• **TASK INPUT**
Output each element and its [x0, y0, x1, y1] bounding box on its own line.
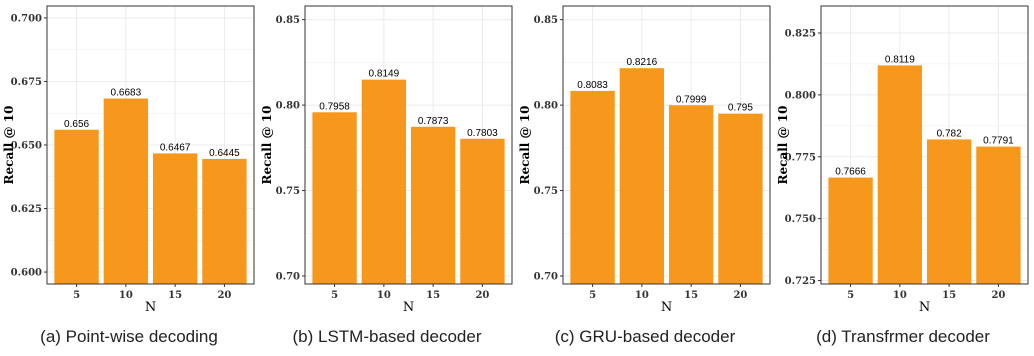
y-tick-label: 0.775 [785, 152, 816, 163]
bar [570, 90, 615, 284]
y-tick-label: 0.600 [11, 268, 42, 279]
x-tick-label: 20 [217, 290, 231, 301]
y-tick-label: 0.825 [785, 28, 816, 39]
x-tick-label: 10 [119, 290, 133, 301]
chart-caption: (c) GRU-based decoder [554, 327, 736, 346]
chart-svg: 0.70 0.75 0.80 0.85 0.7958 0.8149 0.7873 0.7803… [260, 5, 513, 315]
x-axis-label: N [661, 300, 672, 315]
x-tick-label: 20 [733, 290, 747, 301]
bar [976, 146, 1021, 284]
y-tick-label: 0.675 [11, 77, 42, 88]
x-tick-label: 10 [893, 290, 907, 301]
bar [619, 68, 665, 284]
x-axis-label: N [145, 300, 156, 315]
x-tick-label: 5 [331, 290, 338, 301]
y-tick-label: 0.750 [785, 214, 816, 225]
bar [103, 98, 149, 285]
bar-value-label: 0.795 [728, 103, 753, 114]
bar-value-label: 0.8149 [369, 69, 400, 80]
x-axis-label: N [403, 300, 414, 315]
chart-svg: 0.725 0.750 0.775 0.800 0.825 0.7666 0.8119 0.7… [776, 5, 1029, 315]
x-tick-label: 15 [684, 290, 698, 301]
y-tick-label: 0.625 [11, 204, 42, 215]
bar [926, 139, 972, 284]
bar-value-label: 0.656 [64, 119, 89, 130]
chart-caption: (d) Transfrmer decoder [816, 327, 990, 346]
y-tick-label: 0.75 [276, 186, 300, 197]
bar [877, 65, 923, 284]
y-tick-label: 0.80 [276, 101, 300, 112]
x-tick-label: 15 [942, 290, 956, 301]
y-tick-label: 0.75 [534, 186, 558, 197]
bar-value-label: 0.7873 [418, 116, 449, 127]
bar [54, 129, 99, 284]
chart-svg: 0.600 0.625 0.650 0.675 0.700 0.656 0.6683 0.64… [2, 5, 255, 315]
bar-value-label: 0.8119 [885, 54, 915, 65]
chart-panel-gru: 0.70 0.75 0.80 0.85 0.8083 0.8216 0.7999 0.795 5… [516, 0, 774, 356]
x-tick-label: 5 [847, 290, 854, 301]
y-axis-label: Recall @ 10 [518, 106, 532, 185]
plot-border [304, 5, 513, 285]
bar-value-label: 0.6445 [209, 148, 240, 159]
bar-value-label: 0.7791 [983, 136, 1014, 147]
chart-svg: 0.70 0.75 0.80 0.85 0.8083 0.8216 0.7999 0.795 5… [518, 5, 771, 315]
bar-value-label: 0.7666 [835, 167, 866, 178]
chart-caption: (b) LSTM-based decoder [292, 327, 482, 346]
bar-value-label: 0.7958 [319, 101, 350, 112]
bar-value-label: 0.6467 [160, 142, 191, 153]
bar [152, 153, 198, 284]
y-tick-label: 0.85 [276, 15, 300, 26]
x-axis-label: N [919, 300, 930, 315]
x-tick-label: 10 [377, 290, 391, 301]
bar-value-label: 0.8083 [577, 80, 608, 91]
y-tick-label: 0.725 [785, 276, 816, 287]
bar-value-label: 0.8216 [627, 57, 658, 68]
y-tick-label: 0.650 [11, 141, 42, 152]
bar [718, 113, 763, 285]
bar [361, 79, 407, 284]
x-tick-label: 10 [635, 290, 649, 301]
bar-value-label: 0.6683 [111, 87, 142, 98]
x-tick-label: 20 [991, 290, 1005, 301]
bar [828, 177, 873, 284]
y-tick-label: 0.70 [276, 271, 300, 282]
x-tick-label: 15 [426, 290, 440, 301]
bar [460, 138, 505, 284]
y-tick-label: 0.700 [11, 13, 42, 24]
bar [202, 158, 247, 284]
bar [668, 105, 714, 285]
x-tick-label: 5 [589, 290, 596, 301]
x-tick-label: 5 [73, 290, 80, 301]
y-axis-label: Recall @ 10 [2, 106, 16, 185]
chart-caption: (a) Point-wise decoding [40, 327, 218, 346]
chart-panel-point-wise: 0.600 0.625 0.650 0.675 0.700 0.656 0.6683 0.64… [0, 0, 258, 356]
plot-border [562, 5, 771, 285]
bar [410, 126, 456, 284]
y-tick-label: 0.800 [785, 90, 816, 101]
x-tick-label: 20 [475, 290, 489, 301]
chart-panel-transformer: 0.725 0.750 0.775 0.800 0.825 0.7666 0.8119 0.7… [774, 0, 1032, 356]
plot-border [820, 5, 1029, 285]
y-tick-label: 0.85 [534, 15, 558, 26]
bar-value-label: 0.7999 [676, 94, 707, 105]
chart-panel-lstm: 0.70 0.75 0.80 0.85 0.7958 0.8149 0.7873 0.7803… [258, 0, 516, 356]
y-tick-label: 0.80 [534, 101, 558, 112]
y-tick-label: 0.70 [534, 271, 558, 282]
bar [312, 112, 357, 284]
x-tick-label: 15 [168, 290, 182, 301]
y-axis-label: Recall @ 10 [260, 106, 274, 185]
bar-value-label: 0.7803 [467, 128, 498, 139]
y-axis-label: Recall @ 10 [776, 106, 790, 185]
bar-value-label: 0.782 [937, 128, 962, 139]
plot-border [46, 5, 255, 285]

• **WORK INSTRUCTIONS**
Pull out every line in the rows above that contains the string "caption". List them one per line, in the order they appear.

• **WORKED SOLUTION**
chart-caption: (c) GRU-based decoder [554, 327, 736, 346]
chart-caption: (d) Transfrmer decoder [816, 327, 990, 346]
chart-caption: (b) LSTM-based decoder [292, 327, 482, 346]
chart-caption: (a) Point-wise decoding [40, 327, 218, 346]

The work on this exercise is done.